>> START Record set

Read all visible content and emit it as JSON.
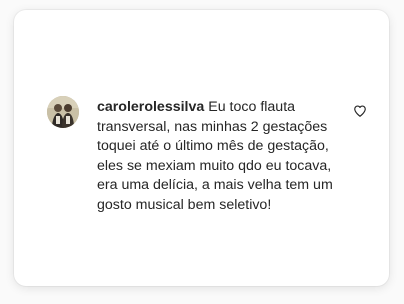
{
  "comment": {
    "username": "carolerolessilva",
    "text": "Eu toco flauta transversal, nas minhas 2 gestações toquei até o último mês de gestação, eles se mexiam muito qdo eu tocava, era uma delícia, a mais velha tem um gosto musical bem seletivo!",
    "avatar_icon": "profile-photo",
    "like_icon": "heart-outline-icon"
  },
  "colors": {
    "text": "#262626",
    "card": "#ffffff",
    "background": "#fafafa"
  }
}
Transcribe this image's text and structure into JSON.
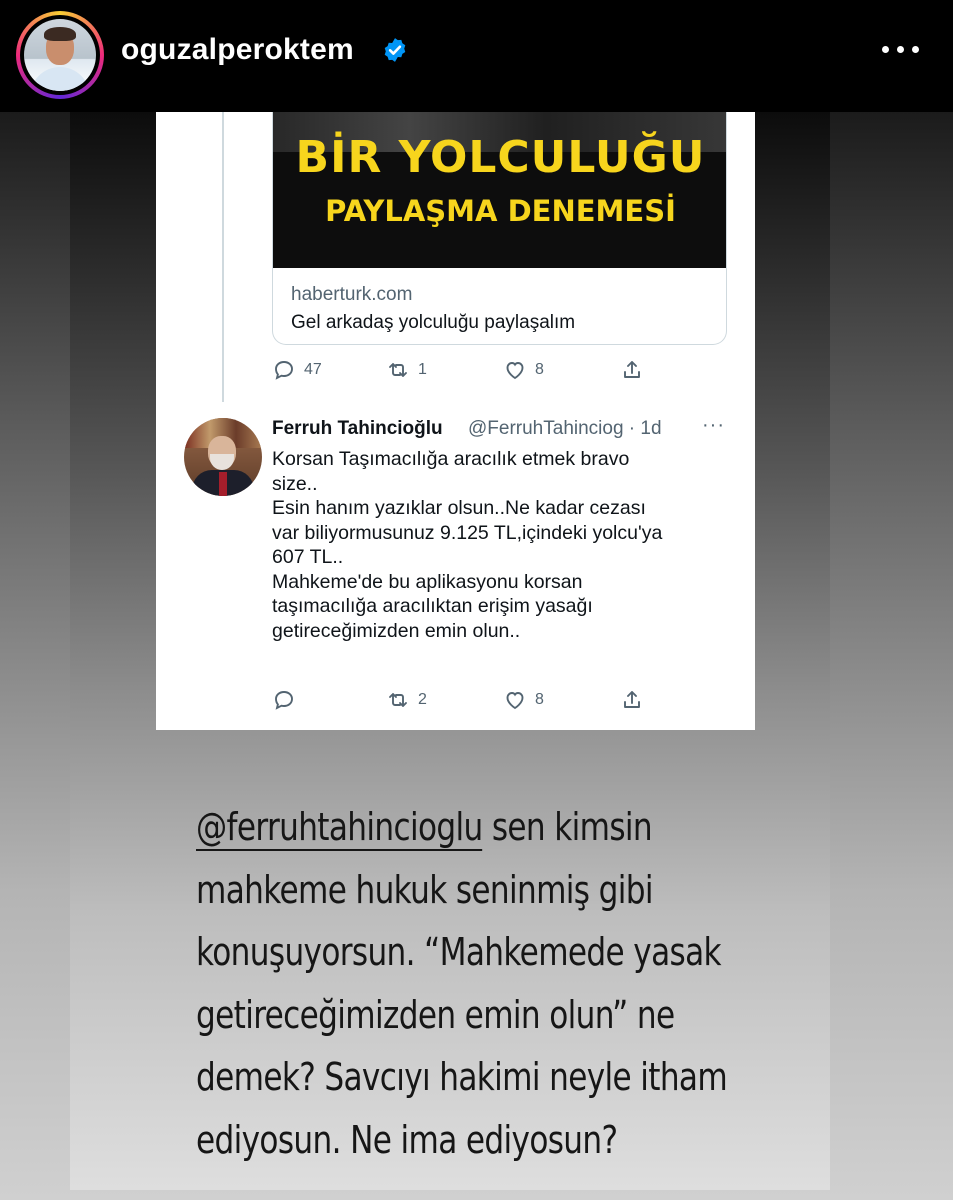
{
  "header": {
    "username": "oguzalperoktem",
    "verified_icon": "verified-badge-icon",
    "more_icon": "more-options-icon"
  },
  "tweet1": {
    "link_image": {
      "line1": "BİR YOLCULUĞU",
      "line2": "PAYLAŞMA DENEMESİ"
    },
    "link_domain": "haberturk.com",
    "link_title": "Gel arkadaş yolculuğu paylaşalım",
    "counts": {
      "replies": "47",
      "retweets": "1",
      "likes": "8"
    }
  },
  "tweet2": {
    "name": "Ferruh Tahincioğlu",
    "handle_time": "@FerruhTahinciog · 1d",
    "more": "···",
    "lines": [
      "Korsan Taşımacılığa aracılık etmek bravo",
      "size..",
      "Esin hanım yazıklar olsun..Ne kadar cezası",
      "var biliyormusunuz 9.125 TL,içindeki yolcu'ya",
      "607 TL..",
      "Mahkeme'de bu aplikasyonu korsan",
      "taşımacılığa aracılıktan erişim yasağı",
      "getireceğimizden emin olun.."
    ],
    "counts": {
      "retweets": "2",
      "likes": "8"
    }
  },
  "caption": {
    "mention": "@ferruhtahincioglu",
    "line1_rest": " sen kimsin",
    "line2": "mahkeme hukuk seninmiş gibi",
    "line3": "konuşuyorsun. “Mahkemede yasak",
    "line4": "getireceğimizden emin olun” ne",
    "line5": "demek? Savcıyı hakimi neyle itham",
    "line6": "ediyosun. Ne ima ediyosun?"
  },
  "colors": {
    "news_yellow": "#f7d51d",
    "twitter_gray": "#536471",
    "verified_blue": "#0095f6"
  }
}
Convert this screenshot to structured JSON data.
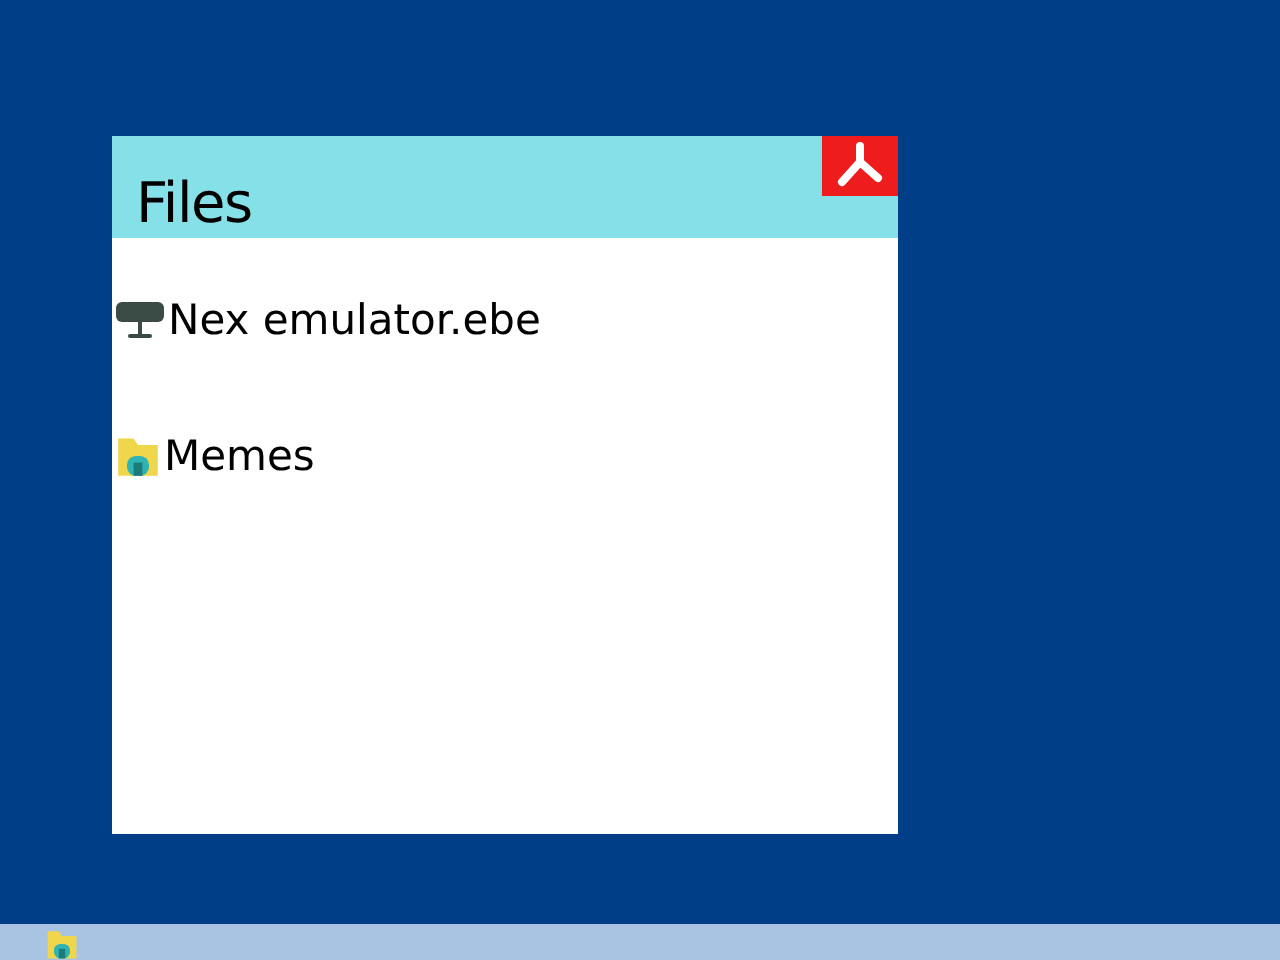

>> END Record set

▸ Aim of the task
Go back to the records above and write them out exactly, without the pictures.

▸ Final result
Read all visible content and emit it as JSON.
{
  "comment": {
    "username": "carolerolessilva",
    "text": "Eu toco flauta transversal, nas minhas 2 gestações toquei até o último mês de gestação, eles se mexiam muito qdo eu tocava, era uma delícia, a mais velha tem um gosto musical bem seletivo!",
    "avatar_icon": "profile-photo",
    "like_icon": "heart-outline-icon"
  },
  "colors": {
    "text": "#262626",
    "card": "#ffffff",
    "background": "#fafafa"
  }
}
Transcribe this image's text and structure into JSON.
{
  "header": {
    "username": "oguzalperoktem",
    "verified_icon": "verified-badge-icon",
    "more_icon": "more-options-icon"
  },
  "tweet1": {
    "link_image": {
      "line1": "BİR YOLCULUĞU",
      "line2": "PAYLAŞMA DENEMESİ"
    },
    "link_domain": "haberturk.com",
    "link_title": "Gel arkadaş yolculuğu paylaşalım",
    "counts": {
      "replies": "47",
      "retweets": "1",
      "likes": "8"
    }
  },
  "tweet2": {
    "name": "Ferruh Tahincioğlu",
    "handle_time": "@FerruhTahinciog · 1d",
    "more": "···",
    "lines": [
      "Korsan Taşımacılığa aracılık etmek bravo",
      "size..",
      "Esin hanım yazıklar olsun..Ne kadar cezası",
      "var biliyormusunuz 9.125 TL,içindeki yolcu'ya",
      "607 TL..",
      "Mahkeme'de bu aplikasyonu korsan",
      "taşımacılığa aracılıktan erişim yasağı",
      "getireceğimizden emin olun.."
    ],
    "counts": {
      "retweets": "2",
      "likes": "8"
    }
  },
  "caption": {
    "mention": "@ferruhtahincioglu",
    "line1_rest": " sen kimsin",
    "line2": "mahkeme hukuk seninmiş gibi",
    "line3": "konuşuyorsun. “Mahkemede yasak",
    "line4": "getireceğimizden emin olun” ne",
    "line5": "demek? Savcıyı hakimi neyle itham",
    "line6": "ediyosun. Ne ima ediyosun?"
  },
  "colors": {
    "news_yellow": "#f7d51d",
    "twitter_gray": "#536471",
    "verified_blue": "#0095f6"
  }
}
Convert this screenshot to structured JSON data.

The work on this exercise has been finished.